Please rewrite the rows from the start through the line containing "- legend-label: Old millennials: [218, 420, 323, 438]", changing every "x-tick-label" to "category-label" and leaving everything else as it is.

Boxed element rows
•••••
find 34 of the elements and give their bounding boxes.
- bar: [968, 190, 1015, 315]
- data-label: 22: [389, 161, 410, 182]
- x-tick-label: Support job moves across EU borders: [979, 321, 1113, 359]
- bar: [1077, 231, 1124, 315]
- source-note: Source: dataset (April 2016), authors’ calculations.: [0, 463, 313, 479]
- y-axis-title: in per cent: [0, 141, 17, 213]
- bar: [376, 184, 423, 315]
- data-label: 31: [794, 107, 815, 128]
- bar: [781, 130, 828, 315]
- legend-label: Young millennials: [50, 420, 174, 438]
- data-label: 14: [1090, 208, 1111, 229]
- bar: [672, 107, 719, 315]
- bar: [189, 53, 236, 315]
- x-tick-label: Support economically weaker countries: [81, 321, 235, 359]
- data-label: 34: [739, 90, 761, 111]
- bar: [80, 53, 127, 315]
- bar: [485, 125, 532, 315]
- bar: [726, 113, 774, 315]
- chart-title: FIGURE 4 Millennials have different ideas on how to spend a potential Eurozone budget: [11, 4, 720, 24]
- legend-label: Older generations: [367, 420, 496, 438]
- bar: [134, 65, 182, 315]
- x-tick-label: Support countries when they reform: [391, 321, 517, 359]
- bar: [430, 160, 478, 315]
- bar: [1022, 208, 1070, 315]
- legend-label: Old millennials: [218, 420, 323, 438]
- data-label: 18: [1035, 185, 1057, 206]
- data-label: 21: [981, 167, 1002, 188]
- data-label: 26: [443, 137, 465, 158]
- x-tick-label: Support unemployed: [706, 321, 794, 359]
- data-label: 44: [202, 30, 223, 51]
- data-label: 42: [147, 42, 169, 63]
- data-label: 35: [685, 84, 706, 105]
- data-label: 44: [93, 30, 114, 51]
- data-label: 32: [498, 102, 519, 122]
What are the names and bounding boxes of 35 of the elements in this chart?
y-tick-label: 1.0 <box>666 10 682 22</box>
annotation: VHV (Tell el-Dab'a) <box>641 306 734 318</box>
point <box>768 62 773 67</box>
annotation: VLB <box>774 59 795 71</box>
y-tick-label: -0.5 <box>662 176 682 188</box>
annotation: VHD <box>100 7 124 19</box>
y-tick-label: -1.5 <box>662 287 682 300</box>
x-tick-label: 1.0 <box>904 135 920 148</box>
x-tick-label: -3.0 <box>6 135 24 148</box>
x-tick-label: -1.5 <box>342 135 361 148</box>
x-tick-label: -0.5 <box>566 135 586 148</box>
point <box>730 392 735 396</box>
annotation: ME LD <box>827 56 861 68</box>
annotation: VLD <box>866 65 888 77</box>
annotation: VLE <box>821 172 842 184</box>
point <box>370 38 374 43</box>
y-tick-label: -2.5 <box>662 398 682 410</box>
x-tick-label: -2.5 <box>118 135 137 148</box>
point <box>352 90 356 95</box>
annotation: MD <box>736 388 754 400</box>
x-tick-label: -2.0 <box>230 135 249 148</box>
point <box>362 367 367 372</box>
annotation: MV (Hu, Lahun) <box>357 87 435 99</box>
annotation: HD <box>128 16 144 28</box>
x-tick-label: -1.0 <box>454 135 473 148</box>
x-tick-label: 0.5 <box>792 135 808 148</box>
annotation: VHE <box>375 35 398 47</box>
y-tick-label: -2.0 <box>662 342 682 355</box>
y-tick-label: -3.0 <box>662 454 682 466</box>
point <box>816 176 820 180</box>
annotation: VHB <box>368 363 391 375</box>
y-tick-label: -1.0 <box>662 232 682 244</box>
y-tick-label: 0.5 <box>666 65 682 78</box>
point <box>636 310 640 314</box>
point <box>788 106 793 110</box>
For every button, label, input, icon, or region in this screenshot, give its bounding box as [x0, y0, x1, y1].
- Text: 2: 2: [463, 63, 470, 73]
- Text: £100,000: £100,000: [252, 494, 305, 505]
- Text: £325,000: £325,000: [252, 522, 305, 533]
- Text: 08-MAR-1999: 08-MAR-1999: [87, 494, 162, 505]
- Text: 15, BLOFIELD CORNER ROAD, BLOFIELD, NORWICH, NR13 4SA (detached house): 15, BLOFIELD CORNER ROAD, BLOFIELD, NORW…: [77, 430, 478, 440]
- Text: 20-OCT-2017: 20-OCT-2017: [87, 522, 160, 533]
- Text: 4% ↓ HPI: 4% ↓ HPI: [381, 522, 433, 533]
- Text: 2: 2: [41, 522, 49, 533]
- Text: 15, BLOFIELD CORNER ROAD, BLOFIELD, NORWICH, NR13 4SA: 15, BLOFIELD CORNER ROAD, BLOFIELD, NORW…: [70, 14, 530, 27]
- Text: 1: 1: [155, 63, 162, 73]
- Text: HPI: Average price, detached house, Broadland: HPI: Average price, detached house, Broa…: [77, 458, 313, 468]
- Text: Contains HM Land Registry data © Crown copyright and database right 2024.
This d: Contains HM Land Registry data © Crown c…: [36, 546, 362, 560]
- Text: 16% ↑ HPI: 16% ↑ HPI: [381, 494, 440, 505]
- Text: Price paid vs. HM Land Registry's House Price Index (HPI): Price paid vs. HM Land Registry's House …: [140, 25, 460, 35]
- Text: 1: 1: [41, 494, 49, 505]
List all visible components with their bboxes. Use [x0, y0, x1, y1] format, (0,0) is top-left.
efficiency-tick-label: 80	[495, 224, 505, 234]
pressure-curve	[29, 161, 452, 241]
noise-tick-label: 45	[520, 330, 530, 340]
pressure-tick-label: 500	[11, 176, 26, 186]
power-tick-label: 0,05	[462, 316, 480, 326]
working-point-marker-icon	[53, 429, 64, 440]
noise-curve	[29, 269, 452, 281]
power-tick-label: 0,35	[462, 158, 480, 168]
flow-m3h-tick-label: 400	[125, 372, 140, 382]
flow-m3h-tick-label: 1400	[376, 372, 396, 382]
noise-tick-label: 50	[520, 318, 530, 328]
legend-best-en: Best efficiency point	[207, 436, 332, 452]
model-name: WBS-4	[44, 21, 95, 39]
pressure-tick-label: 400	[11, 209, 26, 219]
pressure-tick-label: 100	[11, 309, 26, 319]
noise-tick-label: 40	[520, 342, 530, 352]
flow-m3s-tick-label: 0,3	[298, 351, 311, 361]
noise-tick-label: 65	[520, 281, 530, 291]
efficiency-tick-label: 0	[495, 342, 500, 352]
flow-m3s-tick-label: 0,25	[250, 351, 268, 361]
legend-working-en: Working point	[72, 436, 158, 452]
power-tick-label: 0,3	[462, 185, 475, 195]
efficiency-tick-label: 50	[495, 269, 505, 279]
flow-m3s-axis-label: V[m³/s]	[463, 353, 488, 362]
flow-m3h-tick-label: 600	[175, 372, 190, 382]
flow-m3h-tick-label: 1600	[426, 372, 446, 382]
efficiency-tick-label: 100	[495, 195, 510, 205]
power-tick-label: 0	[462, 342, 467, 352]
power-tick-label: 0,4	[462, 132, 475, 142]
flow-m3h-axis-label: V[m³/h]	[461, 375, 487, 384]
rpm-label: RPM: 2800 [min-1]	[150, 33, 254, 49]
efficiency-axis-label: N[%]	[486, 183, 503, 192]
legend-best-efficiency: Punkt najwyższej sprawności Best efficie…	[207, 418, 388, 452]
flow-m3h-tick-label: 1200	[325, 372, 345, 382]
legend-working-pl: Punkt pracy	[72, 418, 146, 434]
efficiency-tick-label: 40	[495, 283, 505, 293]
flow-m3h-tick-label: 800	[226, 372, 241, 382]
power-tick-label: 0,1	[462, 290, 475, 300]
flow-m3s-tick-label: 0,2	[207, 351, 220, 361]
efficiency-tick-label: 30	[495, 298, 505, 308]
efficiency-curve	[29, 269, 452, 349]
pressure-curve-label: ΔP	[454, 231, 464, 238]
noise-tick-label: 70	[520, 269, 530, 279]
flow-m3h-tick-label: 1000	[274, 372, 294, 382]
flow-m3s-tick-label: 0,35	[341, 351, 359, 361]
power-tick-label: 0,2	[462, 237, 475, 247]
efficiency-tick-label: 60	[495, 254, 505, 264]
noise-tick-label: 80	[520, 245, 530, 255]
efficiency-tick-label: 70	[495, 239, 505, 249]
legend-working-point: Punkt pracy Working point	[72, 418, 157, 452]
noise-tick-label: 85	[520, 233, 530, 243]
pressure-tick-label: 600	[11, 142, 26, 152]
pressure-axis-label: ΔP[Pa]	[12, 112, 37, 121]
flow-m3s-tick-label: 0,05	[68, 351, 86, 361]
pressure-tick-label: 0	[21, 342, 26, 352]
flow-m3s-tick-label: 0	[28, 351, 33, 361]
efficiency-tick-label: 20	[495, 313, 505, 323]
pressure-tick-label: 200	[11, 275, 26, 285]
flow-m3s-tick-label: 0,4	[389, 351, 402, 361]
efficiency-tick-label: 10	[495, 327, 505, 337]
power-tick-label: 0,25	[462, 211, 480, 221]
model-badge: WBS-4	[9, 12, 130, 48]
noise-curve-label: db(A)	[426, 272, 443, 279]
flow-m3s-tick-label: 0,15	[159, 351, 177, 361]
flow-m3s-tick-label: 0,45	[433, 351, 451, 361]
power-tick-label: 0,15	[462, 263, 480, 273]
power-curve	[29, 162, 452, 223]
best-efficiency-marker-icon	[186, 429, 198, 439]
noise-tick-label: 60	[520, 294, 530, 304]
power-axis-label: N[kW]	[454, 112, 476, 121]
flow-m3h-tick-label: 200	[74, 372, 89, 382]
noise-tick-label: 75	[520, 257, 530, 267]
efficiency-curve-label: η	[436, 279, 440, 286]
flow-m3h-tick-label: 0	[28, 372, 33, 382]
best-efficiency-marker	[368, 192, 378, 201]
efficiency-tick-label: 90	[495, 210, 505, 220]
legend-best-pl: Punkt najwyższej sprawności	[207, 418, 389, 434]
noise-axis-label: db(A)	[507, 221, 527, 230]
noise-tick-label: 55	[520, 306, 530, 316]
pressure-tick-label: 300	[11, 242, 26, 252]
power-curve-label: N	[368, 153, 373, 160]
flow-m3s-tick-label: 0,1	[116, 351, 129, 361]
•••••
◆ **Written solution**:
find 34 of the elements and give their bounding boxes.
- bar: [968, 190, 1015, 315]
- data-label: 22: [389, 161, 410, 182]
- category-label: Support job moves across EU borders: [979, 321, 1113, 359]
- bar: [1077, 231, 1124, 315]
- source-note: Source: dataset (April 2016), authors’ calculations.: [0, 463, 313, 479]
- y-axis-title: in per cent: [0, 141, 17, 213]
- bar: [376, 184, 423, 315]
- data-label: 31: [794, 107, 815, 128]
- bar: [781, 130, 828, 315]
- legend-label: Young millennials: [50, 420, 174, 438]
- data-label: 14: [1090, 208, 1111, 229]
- bar: [672, 107, 719, 315]
- bar: [189, 53, 236, 315]
- category-label: Support economically weaker countries: [81, 321, 235, 359]
- data-label: 34: [739, 90, 761, 111]
- bar: [80, 53, 127, 315]
- bar: [485, 125, 532, 315]
- bar: [726, 113, 774, 315]
- chart-title: FIGURE 4 Millennials have different ideas on how to spend a potential Eurozone budget: [11, 4, 720, 24]
- legend-label: Older generations: [367, 420, 496, 438]
- bar: [134, 65, 182, 315]
- category-label: Support countries when they reform: [391, 321, 517, 359]
- bar: [430, 160, 478, 315]
- bar: [1022, 208, 1070, 315]
- legend-label: Old millennials: [218, 420, 323, 438]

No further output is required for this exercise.